Check each line for the string "произойти", then give only how many lines have it.
◆ ◆ ◆ ◆ ◆ ◆ ◆
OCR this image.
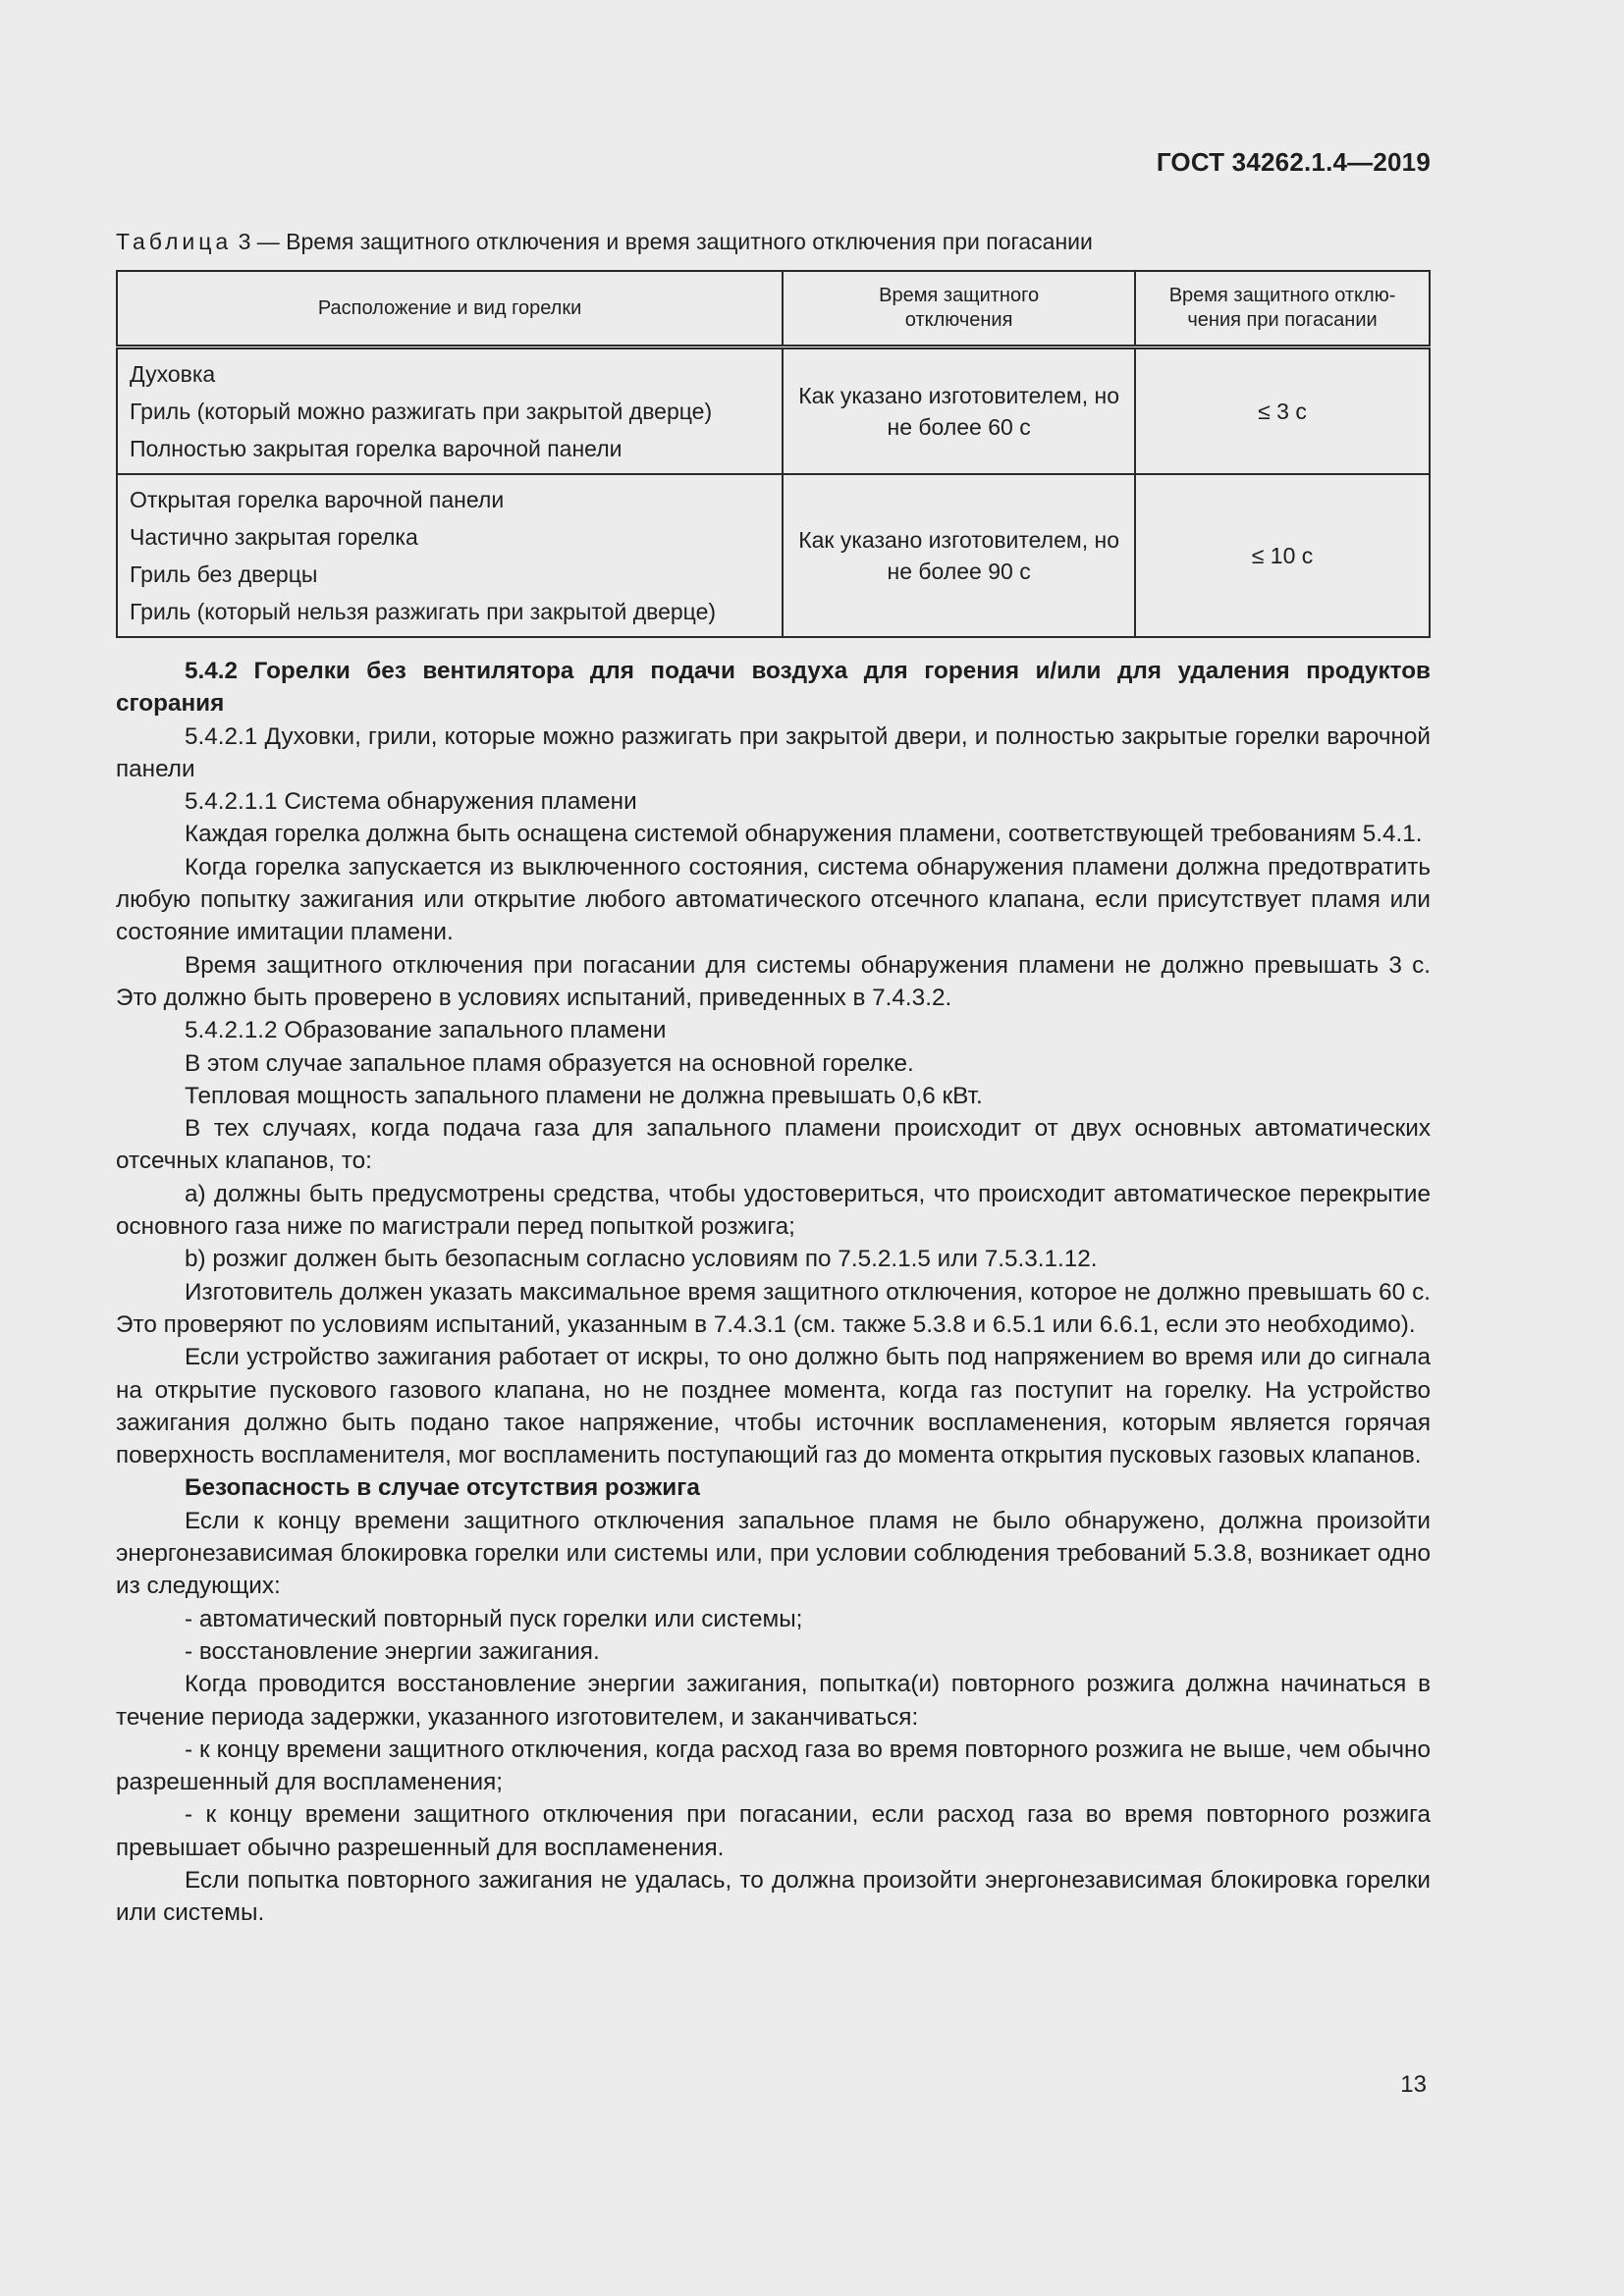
ГОСТ 34262.1.4—2019
Таблица 3 — Время защитного отключения и время защитного отключения при погасании
Расположение и вид горелки	Время защитного отключения	Время защитного отклю-чения при погасании

Духовка
Гриль (который можно разжигать при закрытой дверце)
Полностью закрытая горелка варочной панели	Как указано изготовителем, но не более 60 с	≤ 3 с

Открытая горелка варочной панели
Частично закрытая горелка
Гриль без дверцы
Гриль (который нельзя разжигать при закрытой дверце)	Как указано изготовителем, но не более 90 с	≤ 10 с

5.4.2 Горелки без вентилятора для подачи воздуха для горения и/или для удаления продуктов сгорания

5.4.2.1 Духовки, грили, которые можно разжигать при закрытой двери, и полностью закрытые горелки варочной панели

5.4.2.1.1 Система обнаружения пламени

Каждая горелка должна быть оснащена системой обнаружения пламени, соответствующей требованиям 5.4.1.

Когда горелка запускается из выключенного состояния, система обнаружения пламени должна предотвратить любую попытку зажигания или открытие любого автоматического отсечного клапана, если присутствует пламя или состояние имитации пламени.

Время защитного отключения при погасании для системы обнаружения пламени не должно превышать 3 с. Это должно быть проверено в условиях испытаний, приведенных в 7.4.3.2.

5.4.2.1.2 Образование запального пламени

В этом случае запальное пламя образуется на основной горелке.

Тепловая мощность запального пламени не должна превышать 0,6 кВт.

В тех случаях, когда подача газа для запального пламени происходит от двух основных автоматических отсечных клапанов, то:

a) должны быть предусмотрены средства, чтобы удостовериться, что происходит автоматическое перекрытие основного газа ниже по магистрали перед попыткой розжига;

b) розжиг должен быть безопасным согласно условиям по 7.5.2.1.5 или 7.5.3.1.12.

Изготовитель должен указать максимальное время защитного отключения, которое не должно превышать 60 с. Это проверяют по условиям испытаний, указанным в 7.4.3.1 (см. также 5.3.8 и 6.5.1 или 6.6.1, если это необходимо).

Если устройство зажигания работает от искры, то оно должно быть под напряжением во время или до сигнала на открытие пускового газового клапана, но не позднее момента, когда газ поступит на горелку. На устройство зажигания должно быть подано такое напряжение, чтобы источник воспламенения, которым является горячая поверхность воспламенителя, мог воспламенить поступающий газ до момента открытия пусковых газовых клапанов.

Безопасность в случае отсутствия розжига

Если к концу времени защитного отключения запальное пламя не было обнаружено, должна произойти энергонезависимая блокировка горелки или системы или, при условии соблюдения требований 5.3.8, возникает одно из следующих:

- автоматический повторный пуск горелки или системы;

- восстановление энергии зажигания.

Когда проводится восстановление энергии зажигания, попытка(и) повторного розжига должна начинаться в течение периода задержки, указанного изготовителем, и заканчиваться:

- к концу времени защитного отключения, когда расход газа во время повторного розжига не выше, чем обычно разрешенный для воспламенения;

- к концу времени защитного отключения при погасании, если расход газа во время повторного розжига превышает обычно разрешенный для воспламенения.

Если попытка повторного зажигания не удалась, то должна произойти энергонезависимая блокировка горелки или системы.

13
◆ ◆ ◆ ◆ ◆ ◆ ◆
- [Result]
2